[Page text dataset records]
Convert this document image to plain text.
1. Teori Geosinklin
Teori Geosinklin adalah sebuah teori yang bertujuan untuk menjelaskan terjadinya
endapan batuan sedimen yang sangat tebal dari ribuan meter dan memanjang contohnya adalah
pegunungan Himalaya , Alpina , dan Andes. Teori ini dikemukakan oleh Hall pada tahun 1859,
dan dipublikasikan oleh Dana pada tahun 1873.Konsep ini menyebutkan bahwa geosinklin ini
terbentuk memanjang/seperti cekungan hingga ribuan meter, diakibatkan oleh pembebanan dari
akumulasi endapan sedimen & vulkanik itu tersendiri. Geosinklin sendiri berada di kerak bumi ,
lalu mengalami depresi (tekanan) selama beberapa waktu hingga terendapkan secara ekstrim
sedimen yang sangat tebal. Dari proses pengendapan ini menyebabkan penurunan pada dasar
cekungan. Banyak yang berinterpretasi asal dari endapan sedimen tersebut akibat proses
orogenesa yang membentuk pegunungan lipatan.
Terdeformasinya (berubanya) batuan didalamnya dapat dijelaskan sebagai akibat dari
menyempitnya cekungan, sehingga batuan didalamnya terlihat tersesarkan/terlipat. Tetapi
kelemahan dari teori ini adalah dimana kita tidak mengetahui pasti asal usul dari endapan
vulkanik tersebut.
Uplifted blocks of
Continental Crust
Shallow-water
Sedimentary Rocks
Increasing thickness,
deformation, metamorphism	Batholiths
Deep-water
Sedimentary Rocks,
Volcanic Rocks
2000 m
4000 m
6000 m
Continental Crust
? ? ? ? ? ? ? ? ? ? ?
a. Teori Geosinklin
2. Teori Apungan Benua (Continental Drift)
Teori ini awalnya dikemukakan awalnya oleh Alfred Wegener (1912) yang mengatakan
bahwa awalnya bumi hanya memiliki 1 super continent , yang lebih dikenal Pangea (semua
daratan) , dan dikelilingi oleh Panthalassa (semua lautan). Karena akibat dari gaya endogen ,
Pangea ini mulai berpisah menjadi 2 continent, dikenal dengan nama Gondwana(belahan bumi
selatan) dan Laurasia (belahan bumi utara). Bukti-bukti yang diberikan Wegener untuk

= WHAT IS REQUIRED =
Without changing a single word, reproduce the entries above.

= TASK OUTPUT =
Convert this document image to plain text.
1. Teori Geosinklin
Teori Geosinklin adalah sebuah teori yang bertujuan untuk menjelaskan terjadinya
endapan batuan sedimen yang sangat tebal dari ribuan meter dan memanjang contohnya adalah
pegunungan Himalaya , Alpina , dan Andes. Teori ini dikemukakan oleh Hall pada tahun 1859,
dan dipublikasikan oleh Dana pada tahun 1873.Konsep ini menyebutkan bahwa geosinklin ini
terbentuk memanjang/seperti cekungan hingga ribuan meter, diakibatkan oleh pembebanan dari
akumulasi endapan sedimen & vulkanik itu tersendiri. Geosinklin sendiri berada di kerak bumi ,
lalu mengalami depresi (tekanan) selama beberapa waktu hingga terendapkan secara ekstrim
sedimen yang sangat tebal. Dari proses pengendapan ini menyebabkan penurunan pada dasar
cekungan. Banyak yang berinterpretasi asal dari endapan sedimen tersebut akibat proses
orogenesa yang membentuk pegunungan lipatan.
Terdeformasinya (berubanya) batuan didalamnya dapat dijelaskan sebagai akibat dari
menyempitnya cekungan, sehingga batuan didalamnya terlihat tersesarkan/terlipat. Tetapi
kelemahan dari teori ini adalah dimana kita tidak mengetahui pasti asal usul dari endapan
vulkanik tersebut.
Uplifted blocks of
Continental Crust
Shallow-water
Sedimentary Rocks
Increasing thickness,
deformation, metamorphism	Batholiths
Deep-water
Sedimentary Rocks,
Volcanic Rocks
2000 m
4000 m
6000 m
Continental Crust
? ? ? ? ? ? ? ? ? ? ?
a. Teori Geosinklin
2. Teori Apungan Benua (Continental Drift)
Teori ini awalnya dikemukakan awalnya oleh Alfred Wegener (1912) yang mengatakan
bahwa awalnya bumi hanya memiliki 1 super continent , yang lebih dikenal Pangea (semua
daratan) , dan dikelilingi oleh Panthalassa (semua lautan). Karena akibat dari gaya endogen ,
Pangea ini mulai berpisah menjadi 2 continent, dikenal dengan nama Gondwana(belahan bumi
selatan) dan Laurasia (belahan bumi utara). Bukti-bukti yang diberikan Wegener untuk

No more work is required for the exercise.